• _EXERCISE GOAL_
Take every line where the string "journaux" appears and copy it.

• _A run of records_
---*---
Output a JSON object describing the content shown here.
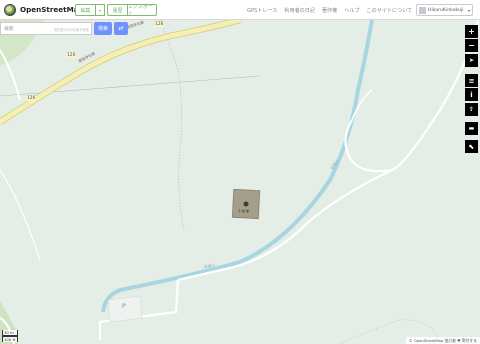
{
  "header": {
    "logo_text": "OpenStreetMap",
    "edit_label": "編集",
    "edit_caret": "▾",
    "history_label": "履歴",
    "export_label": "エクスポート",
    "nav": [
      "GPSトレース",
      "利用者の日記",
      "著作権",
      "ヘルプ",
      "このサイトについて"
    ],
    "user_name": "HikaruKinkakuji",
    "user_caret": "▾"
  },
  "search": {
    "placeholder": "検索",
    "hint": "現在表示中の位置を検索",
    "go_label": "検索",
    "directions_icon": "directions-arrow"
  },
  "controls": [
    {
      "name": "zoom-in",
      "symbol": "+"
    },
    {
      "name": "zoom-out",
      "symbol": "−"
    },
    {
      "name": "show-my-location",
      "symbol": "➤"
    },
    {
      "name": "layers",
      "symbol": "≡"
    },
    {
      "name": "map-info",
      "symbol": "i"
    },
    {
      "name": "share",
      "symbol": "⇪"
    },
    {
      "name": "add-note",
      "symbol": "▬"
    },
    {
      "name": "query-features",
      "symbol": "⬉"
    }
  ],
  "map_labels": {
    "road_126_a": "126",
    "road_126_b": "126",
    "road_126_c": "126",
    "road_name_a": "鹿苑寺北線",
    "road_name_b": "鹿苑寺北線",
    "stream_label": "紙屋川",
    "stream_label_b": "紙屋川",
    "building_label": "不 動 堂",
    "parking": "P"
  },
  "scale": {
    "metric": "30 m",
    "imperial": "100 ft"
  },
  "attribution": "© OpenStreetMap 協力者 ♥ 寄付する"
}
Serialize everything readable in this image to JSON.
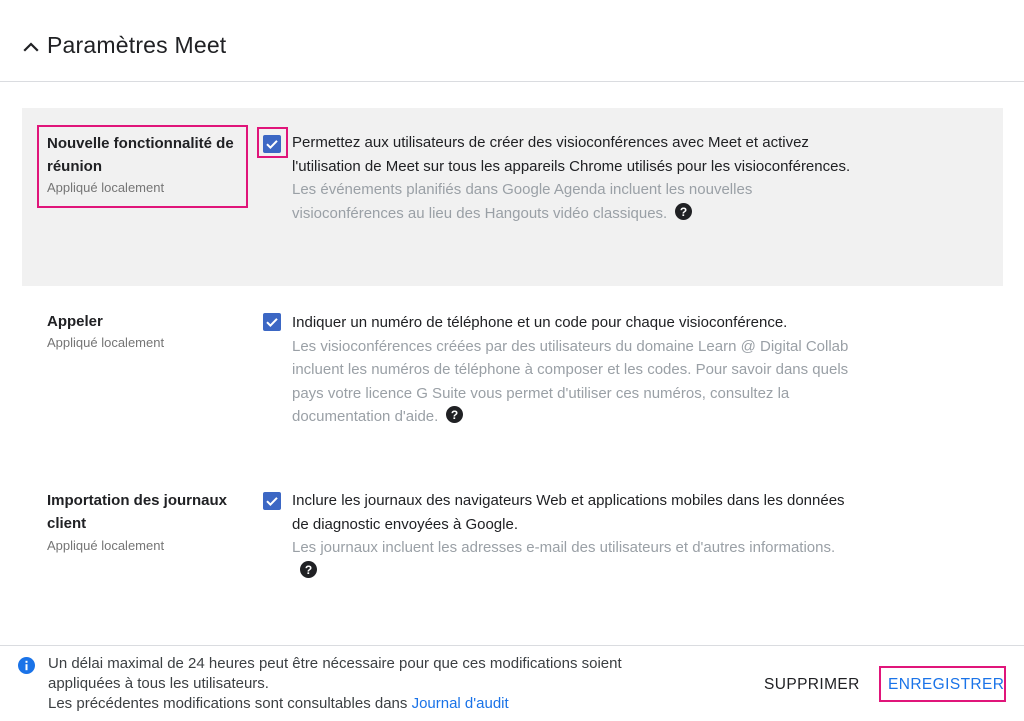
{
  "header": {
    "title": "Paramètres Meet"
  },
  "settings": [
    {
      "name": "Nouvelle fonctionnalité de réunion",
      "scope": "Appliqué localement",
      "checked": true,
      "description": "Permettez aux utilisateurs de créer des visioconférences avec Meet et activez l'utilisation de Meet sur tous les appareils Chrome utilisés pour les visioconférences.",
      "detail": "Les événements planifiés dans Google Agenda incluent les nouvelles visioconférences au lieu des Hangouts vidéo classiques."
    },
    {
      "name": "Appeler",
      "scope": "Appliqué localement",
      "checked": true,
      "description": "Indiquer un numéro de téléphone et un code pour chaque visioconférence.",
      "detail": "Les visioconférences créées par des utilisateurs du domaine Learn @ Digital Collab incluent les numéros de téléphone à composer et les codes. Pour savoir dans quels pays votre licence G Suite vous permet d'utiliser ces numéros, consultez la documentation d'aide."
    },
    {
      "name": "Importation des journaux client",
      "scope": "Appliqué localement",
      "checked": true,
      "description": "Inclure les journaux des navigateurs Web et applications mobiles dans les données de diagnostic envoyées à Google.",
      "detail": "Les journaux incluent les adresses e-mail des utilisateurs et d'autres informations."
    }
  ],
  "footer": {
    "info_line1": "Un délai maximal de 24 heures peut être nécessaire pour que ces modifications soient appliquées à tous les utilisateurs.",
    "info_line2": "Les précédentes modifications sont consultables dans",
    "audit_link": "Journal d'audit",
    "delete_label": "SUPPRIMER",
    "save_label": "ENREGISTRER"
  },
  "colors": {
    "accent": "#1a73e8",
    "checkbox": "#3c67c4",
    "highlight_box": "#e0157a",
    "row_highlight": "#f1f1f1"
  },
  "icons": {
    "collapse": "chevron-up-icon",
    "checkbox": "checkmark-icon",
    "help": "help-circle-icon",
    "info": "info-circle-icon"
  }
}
---*---
• _OUTPUT_
      "name": "Importation des journaux client",
      "description": "Inclure les journaux des navigateurs Web et applications mobiles dans les données de diagnostic envoyées à Google.",
      "detail": "Les journaux incluent les adresses e-mail des utilisateurs et d'autres informations."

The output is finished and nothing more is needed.